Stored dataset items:
#####

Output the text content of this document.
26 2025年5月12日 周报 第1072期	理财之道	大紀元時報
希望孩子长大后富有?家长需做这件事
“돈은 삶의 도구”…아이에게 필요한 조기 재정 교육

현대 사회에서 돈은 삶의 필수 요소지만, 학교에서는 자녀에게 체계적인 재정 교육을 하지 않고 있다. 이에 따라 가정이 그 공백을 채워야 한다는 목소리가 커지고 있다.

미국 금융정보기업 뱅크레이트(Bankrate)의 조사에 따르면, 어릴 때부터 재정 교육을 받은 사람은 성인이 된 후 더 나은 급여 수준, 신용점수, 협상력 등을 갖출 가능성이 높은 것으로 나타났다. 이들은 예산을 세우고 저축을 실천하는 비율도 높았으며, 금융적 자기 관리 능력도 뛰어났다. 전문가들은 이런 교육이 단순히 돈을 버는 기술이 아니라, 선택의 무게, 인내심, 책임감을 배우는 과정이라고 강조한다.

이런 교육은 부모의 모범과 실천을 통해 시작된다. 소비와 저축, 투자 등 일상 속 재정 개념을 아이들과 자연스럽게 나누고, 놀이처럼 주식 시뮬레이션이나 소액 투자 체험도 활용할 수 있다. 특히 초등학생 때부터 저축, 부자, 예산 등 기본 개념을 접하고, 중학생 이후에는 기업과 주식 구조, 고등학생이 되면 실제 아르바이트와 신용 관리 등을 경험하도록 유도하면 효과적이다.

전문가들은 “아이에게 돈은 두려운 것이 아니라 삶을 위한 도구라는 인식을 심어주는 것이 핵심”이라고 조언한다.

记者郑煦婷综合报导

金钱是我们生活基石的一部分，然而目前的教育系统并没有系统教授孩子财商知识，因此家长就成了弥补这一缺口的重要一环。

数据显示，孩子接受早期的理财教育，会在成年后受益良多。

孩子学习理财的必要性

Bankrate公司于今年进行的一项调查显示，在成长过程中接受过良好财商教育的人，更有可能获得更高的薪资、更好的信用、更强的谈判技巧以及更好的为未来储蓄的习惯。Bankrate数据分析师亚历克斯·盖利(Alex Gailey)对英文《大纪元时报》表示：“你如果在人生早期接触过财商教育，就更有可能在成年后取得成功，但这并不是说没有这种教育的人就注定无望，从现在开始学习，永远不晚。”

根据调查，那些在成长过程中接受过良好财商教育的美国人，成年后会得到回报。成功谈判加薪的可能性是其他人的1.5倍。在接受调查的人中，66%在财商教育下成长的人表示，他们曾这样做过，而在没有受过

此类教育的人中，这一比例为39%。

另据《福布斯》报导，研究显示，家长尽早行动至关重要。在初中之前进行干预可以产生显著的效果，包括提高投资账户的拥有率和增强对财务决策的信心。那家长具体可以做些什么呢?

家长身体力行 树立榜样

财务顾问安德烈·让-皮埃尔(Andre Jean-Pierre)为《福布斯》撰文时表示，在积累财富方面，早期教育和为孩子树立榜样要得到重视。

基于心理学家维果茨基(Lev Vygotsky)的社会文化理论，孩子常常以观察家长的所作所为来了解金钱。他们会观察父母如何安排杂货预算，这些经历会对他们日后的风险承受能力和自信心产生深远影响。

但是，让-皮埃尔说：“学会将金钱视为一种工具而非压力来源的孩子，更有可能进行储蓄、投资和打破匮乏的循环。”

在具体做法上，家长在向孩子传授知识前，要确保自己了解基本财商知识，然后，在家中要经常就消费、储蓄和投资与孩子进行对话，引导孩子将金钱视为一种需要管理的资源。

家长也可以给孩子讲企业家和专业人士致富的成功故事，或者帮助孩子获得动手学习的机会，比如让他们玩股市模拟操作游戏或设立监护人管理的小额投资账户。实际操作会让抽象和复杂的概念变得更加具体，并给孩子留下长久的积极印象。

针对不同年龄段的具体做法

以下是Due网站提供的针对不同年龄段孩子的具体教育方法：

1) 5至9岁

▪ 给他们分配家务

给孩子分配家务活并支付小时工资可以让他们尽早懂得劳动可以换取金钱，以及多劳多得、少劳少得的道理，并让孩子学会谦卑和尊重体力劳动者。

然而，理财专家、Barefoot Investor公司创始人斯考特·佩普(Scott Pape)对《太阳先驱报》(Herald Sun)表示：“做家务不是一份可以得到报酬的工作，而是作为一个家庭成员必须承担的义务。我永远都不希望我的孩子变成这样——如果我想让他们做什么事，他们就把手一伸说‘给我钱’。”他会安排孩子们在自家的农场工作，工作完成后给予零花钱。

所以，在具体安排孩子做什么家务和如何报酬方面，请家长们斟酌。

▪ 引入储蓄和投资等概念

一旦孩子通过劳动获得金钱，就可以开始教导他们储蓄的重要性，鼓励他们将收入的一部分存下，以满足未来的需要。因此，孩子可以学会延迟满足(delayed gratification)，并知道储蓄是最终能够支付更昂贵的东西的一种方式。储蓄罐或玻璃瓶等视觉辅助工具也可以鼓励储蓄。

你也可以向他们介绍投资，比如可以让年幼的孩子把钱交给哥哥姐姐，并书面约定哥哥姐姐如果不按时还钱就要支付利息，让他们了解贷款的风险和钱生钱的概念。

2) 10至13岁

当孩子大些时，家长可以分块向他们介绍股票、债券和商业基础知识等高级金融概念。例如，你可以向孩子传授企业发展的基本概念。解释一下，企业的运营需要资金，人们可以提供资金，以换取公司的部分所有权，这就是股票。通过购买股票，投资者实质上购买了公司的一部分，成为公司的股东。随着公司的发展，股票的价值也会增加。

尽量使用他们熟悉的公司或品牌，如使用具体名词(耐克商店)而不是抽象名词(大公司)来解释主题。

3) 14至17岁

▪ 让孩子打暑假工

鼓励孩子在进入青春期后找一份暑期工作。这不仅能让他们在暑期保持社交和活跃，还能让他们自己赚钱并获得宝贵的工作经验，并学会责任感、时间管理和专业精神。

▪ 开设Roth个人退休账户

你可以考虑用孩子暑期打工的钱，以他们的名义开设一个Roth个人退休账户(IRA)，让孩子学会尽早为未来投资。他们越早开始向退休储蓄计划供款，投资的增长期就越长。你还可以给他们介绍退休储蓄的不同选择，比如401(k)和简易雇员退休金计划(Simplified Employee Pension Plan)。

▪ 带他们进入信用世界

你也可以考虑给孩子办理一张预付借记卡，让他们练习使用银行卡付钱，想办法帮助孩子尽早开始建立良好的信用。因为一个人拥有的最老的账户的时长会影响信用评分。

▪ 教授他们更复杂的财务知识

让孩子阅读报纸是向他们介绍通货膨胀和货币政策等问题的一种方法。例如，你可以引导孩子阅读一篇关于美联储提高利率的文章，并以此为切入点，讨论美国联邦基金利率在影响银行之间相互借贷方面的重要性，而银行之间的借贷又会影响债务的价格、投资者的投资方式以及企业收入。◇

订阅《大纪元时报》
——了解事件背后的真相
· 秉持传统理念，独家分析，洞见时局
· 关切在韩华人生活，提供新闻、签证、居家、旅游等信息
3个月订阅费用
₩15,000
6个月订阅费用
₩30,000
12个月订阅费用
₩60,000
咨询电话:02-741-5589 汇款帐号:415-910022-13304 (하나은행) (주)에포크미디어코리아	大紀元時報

#####

● **Direction**: Print out the whole listing exactly as it appears.

● **The response**:
Output the text content of this document.
26 2025年5月12日 周报 第1072期	理财之道	大紀元時報
希望孩子长大后富有?家长需做这件事
“돈은 삶의 도구”…아이에게 필요한 조기 재정 교육

현대 사회에서 돈은 삶의 필수 요소지만, 학교에서는 자녀에게 체계적인 재정 교육을 하지 않고 있다. 이에 따라 가정이 그 공백을 채워야 한다는 목소리가 커지고 있다.

미국 금융정보기업 뱅크레이트(Bankrate)의 조사에 따르면, 어릴 때부터 재정 교육을 받은 사람은 성인이 된 후 더 나은 급여 수준, 신용점수, 협상력 등을 갖출 가능성이 높은 것으로 나타났다. 이들은 예산을 세우고 저축을 실천하는 비율도 높았으며, 금융적 자기 관리 능력도 뛰어났다. 전문가들은 이런 교육이 단순히 돈을 버는 기술이 아니라, 선택의 무게, 인내심, 책임감을 배우는 과정이라고 강조한다.

이런 교육은 부모의 모범과 실천을 통해 시작된다. 소비와 저축, 투자 등 일상 속 재정 개념을 아이들과 자연스럽게 나누고, 놀이처럼 주식 시뮬레이션이나 소액 투자 체험도 활용할 수 있다. 특히 초등학생 때부터 저축, 부자, 예산 등 기본 개념을 접하고, 중학생 이후에는 기업과 주식 구조, 고등학생이 되면 실제 아르바이트와 신용 관리 등을 경험하도록 유도하면 효과적이다.

전문가들은 “아이에게 돈은 두려운 것이 아니라 삶을 위한 도구라는 인식을 심어주는 것이 핵심”이라고 조언한다.

记者郑煦婷综合报导

金钱是我们生活基石的一部分，然而目前的教育系统并没有系统教授孩子财商知识，因此家长就成了弥补这一缺口的重要一环。

数据显示，孩子接受早期的理财教育，会在成年后受益良多。

孩子学习理财的必要性

Bankrate公司于今年进行的一项调查显示，在成长过程中接受过良好财商教育的人，更有可能获得更高的薪资、更好的信用、更强的谈判技巧以及更好的为未来储蓄的习惯。Bankrate数据分析师亚历克斯·盖利(Alex Gailey)对英文《大纪元时报》表示：“你如果在人生早期接触过财商教育，就更有可能在成年后取得成功，但这并不是说没有这种教育的人就注定无望，从现在开始学习，永远不晚。”

根据调查，那些在成长过程中接受过良好财商教育的美国人，成年后会得到回报。成功谈判加薪的可能性是其他人的1.5倍。在接受调查的人中，66%在财商教育下成长的人表示，他们曾这样做过，而在没有受过

此类教育的人中，这一比例为39%。

另据《福布斯》报导，研究显示，家长尽早行动至关重要。在初中之前进行干预可以产生显著的效果，包括提高投资账户的拥有率和增强对财务决策的信心。那家长具体可以做些什么呢?

家长身体力行 树立榜样

财务顾问安德烈·让-皮埃尔(Andre Jean-Pierre)为《福布斯》撰文时表示，在积累财富方面，早期教育和为孩子树立榜样要得到重视。

基于心理学家维果茨基(Lev Vygotsky)的社会文化理论，孩子常常以观察家长的所作所为来了解金钱。他们会观察父母如何安排杂货预算，这些经历会对他们日后的风险承受能力和自信心产生深远影响。

但是，让-皮埃尔说：“学会将金钱视为一种工具而非压力来源的孩子，更有可能进行储蓄、投资和打破匮乏的循环。”

在具体做法上，家长在向孩子传授知识前，要确保自己了解基本财商知识，然后，在家中要经常就消费、储蓄和投资与孩子进行对话，引导孩子将金钱视为一种需要管理的资源。

家长也可以给孩子讲企业家和专业人士致富的成功故事，或者帮助孩子获得动手学习的机会，比如让他们玩股市模拟操作游戏或设立监护人管理的小额投资账户。实际操作会让抽象和复杂的概念变得更加具体，并给孩子留下长久的积极印象。

针对不同年龄段的具体做法

以下是Due网站提供的针对不同年龄段孩子的具体教育方法：

1) 5至9岁

▪ 给他们分配家务

给孩子分配家务活并支付小时工资可以让他们尽早懂得劳动可以换取金钱，以及多劳多得、少劳少得的道理，并让孩子学会谦卑和尊重体力劳动者。

然而，理财专家、Barefoot Investor公司创始人斯考特·佩普(Scott Pape)对《太阳先驱报》(Herald Sun)表示：“做家务不是一份可以得到报酬的工作，而是作为一个家庭成员必须承担的义务。我永远都不希望我的孩子变成这样——如果我想让他们做什么事，他们就把手一伸说‘给我钱’。”他会安排孩子们在自家的农场工作，工作完成后给予零花钱。

所以，在具体安排孩子做什么家务和如何报酬方面，请家长们斟酌。

▪ 引入储蓄和投资等概念

一旦孩子通过劳动获得金钱，就可以开始教导他们储蓄的重要性，鼓励他们将收入的一部分存下，以满足未来的需要。因此，孩子可以学会延迟满足(delayed gratification)，并知道储蓄是最终能够支付更昂贵的东西的一种方式。储蓄罐或玻璃瓶等视觉辅助工具也可以鼓励储蓄。

你也可以向他们介绍投资，比如可以让年幼的孩子把钱交给哥哥姐姐，并书面约定哥哥姐姐如果不按时还钱就要支付利息，让他们了解贷款的风险和钱生钱的概念。

2) 10至13岁

当孩子大些时，家长可以分块向他们介绍股票、债券和商业基础知识等高级金融概念。例如，你可以向孩子传授企业发展的基本概念。解释一下，企业的运营需要资金，人们可以提供资金，以换取公司的部分所有权，这就是股票。通过购买股票，投资者实质上购买了公司的一部分，成为公司的股东。随着公司的发展，股票的价值也会增加。

尽量使用他们熟悉的公司或品牌，如使用具体名词(耐克商店)而不是抽象名词(大公司)来解释主题。

3) 14至17岁

▪ 让孩子打暑假工

鼓励孩子在进入青春期后找一份暑期工作。这不仅能让他们在暑期保持社交和活跃，还能让他们自己赚钱并获得宝贵的工作经验，并学会责任感、时间管理和专业精神。

▪ 开设Roth个人退休账户

你可以考虑用孩子暑期打工的钱，以他们的名义开设一个Roth个人退休账户(IRA)，让孩子学会尽早为未来投资。他们越早开始向退休储蓄计划供款，投资的增长期就越长。你还可以给他们介绍退休储蓄的不同选择，比如401(k)和简易雇员退休金计划(Simplified Employee Pension Plan)。

▪ 带他们进入信用世界

你也可以考虑给孩子办理一张预付借记卡，让他们练习使用银行卡付钱，想办法帮助孩子尽早开始建立良好的信用。因为一个人拥有的最老的账户的时长会影响信用评分。

▪ 教授他们更复杂的财务知识

让孩子阅读报纸是向他们介绍通货膨胀和货币政策等问题的一种方法。例如，你可以引导孩子阅读一篇关于美联储提高利率的文章，并以此为切入点，讨论美国联邦基金利率在影响银行之间相互借贷方面的重要性，而银行之间的借贷又会影响债务的价格、投资者的投资方式以及企业收入。◇

订阅《大纪元时报》
——了解事件背后的真相
· 秉持传统理念，独家分析，洞见时局
· 关切在韩华人生活，提供新闻、签证、居家、旅游等信息
3个月订阅费用
₩15,000
6个月订阅费用
₩30,000
12个月订阅费用
₩60,000
咨询电话:02-741-5589 汇款帐号:415-910022-13304 (하나은행) (주)에포크미디어코리아	大紀元時報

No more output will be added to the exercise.